_EXERCISE MATERIALS_
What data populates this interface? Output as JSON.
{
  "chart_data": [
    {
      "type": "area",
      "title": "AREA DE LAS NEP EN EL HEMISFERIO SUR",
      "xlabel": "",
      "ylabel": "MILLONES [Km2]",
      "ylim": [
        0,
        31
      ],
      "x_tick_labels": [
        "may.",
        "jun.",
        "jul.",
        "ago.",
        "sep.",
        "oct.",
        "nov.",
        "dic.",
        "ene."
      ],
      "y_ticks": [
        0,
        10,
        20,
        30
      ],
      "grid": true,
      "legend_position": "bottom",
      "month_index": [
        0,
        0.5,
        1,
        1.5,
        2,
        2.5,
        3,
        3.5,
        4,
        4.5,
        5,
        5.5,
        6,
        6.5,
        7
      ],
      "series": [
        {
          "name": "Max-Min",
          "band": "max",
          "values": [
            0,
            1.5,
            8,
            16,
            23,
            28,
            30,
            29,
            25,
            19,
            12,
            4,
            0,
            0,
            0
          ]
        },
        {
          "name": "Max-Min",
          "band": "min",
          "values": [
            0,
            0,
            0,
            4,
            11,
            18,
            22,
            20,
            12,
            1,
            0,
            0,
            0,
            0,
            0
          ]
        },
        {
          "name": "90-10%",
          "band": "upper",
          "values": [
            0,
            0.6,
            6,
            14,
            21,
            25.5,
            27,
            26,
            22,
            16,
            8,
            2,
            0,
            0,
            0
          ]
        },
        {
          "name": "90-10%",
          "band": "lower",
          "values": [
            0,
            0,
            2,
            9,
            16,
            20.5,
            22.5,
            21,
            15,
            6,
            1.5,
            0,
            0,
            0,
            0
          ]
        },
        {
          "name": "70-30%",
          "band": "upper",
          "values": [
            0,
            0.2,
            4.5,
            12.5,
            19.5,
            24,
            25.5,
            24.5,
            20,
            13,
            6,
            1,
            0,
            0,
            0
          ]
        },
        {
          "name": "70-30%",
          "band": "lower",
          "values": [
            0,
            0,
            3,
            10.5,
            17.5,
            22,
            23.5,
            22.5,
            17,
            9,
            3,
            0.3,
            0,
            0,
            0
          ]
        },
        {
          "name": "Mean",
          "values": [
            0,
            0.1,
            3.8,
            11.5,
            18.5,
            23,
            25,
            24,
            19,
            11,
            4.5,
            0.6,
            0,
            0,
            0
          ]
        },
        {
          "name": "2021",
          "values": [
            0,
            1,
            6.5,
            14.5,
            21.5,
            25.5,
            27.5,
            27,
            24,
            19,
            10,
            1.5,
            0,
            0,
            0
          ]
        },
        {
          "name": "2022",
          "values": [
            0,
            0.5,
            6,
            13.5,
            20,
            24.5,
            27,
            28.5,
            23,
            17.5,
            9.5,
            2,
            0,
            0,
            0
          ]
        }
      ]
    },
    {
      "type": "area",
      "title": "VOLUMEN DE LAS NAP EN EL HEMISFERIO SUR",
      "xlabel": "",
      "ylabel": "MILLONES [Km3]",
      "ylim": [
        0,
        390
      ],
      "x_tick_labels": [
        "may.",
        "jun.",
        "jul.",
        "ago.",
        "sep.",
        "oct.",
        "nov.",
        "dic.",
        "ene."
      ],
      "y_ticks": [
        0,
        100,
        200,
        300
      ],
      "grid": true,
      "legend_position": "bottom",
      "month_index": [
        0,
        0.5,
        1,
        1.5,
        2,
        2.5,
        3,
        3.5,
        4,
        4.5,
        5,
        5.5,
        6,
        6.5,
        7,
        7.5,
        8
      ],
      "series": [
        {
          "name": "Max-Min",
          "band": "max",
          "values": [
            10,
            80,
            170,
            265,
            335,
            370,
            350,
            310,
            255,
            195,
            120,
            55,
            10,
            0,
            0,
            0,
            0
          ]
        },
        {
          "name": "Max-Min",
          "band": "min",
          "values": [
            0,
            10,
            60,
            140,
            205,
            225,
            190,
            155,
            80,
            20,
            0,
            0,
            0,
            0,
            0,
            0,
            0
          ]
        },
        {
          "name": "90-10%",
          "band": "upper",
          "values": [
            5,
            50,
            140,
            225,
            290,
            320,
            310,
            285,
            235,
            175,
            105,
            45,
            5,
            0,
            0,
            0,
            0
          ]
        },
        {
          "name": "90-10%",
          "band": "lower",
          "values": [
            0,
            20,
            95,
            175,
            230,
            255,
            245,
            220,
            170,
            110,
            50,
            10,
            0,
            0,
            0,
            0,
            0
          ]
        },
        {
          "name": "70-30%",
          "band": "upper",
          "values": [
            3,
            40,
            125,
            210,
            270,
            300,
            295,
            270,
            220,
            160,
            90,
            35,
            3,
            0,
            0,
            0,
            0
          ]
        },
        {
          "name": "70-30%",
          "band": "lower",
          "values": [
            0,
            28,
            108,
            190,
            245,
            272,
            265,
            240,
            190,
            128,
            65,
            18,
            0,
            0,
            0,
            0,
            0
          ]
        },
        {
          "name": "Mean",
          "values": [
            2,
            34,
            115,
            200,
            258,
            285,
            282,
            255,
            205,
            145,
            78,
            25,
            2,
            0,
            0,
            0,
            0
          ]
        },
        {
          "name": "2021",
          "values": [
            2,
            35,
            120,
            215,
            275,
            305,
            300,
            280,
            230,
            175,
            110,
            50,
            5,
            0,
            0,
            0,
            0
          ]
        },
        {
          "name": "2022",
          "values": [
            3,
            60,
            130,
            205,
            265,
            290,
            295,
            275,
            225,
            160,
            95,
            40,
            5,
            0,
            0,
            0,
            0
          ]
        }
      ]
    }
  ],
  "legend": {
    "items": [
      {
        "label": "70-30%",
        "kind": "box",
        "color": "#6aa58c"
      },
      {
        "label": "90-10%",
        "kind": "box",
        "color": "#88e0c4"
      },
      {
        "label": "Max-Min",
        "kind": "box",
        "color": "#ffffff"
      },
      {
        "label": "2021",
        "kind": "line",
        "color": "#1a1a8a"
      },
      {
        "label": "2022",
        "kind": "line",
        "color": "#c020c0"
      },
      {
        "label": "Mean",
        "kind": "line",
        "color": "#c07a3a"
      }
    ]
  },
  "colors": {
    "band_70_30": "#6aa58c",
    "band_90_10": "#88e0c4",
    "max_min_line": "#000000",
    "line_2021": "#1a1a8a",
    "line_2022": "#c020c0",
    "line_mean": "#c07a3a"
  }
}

_GIVEN TASK_
Find every line in the records above that holds the word "MILLONES", and copy each one.

_CORRECT RESULT_
      "ylabel": "MILLONES [Km2]",
      "ylabel": "MILLONES [Km3]",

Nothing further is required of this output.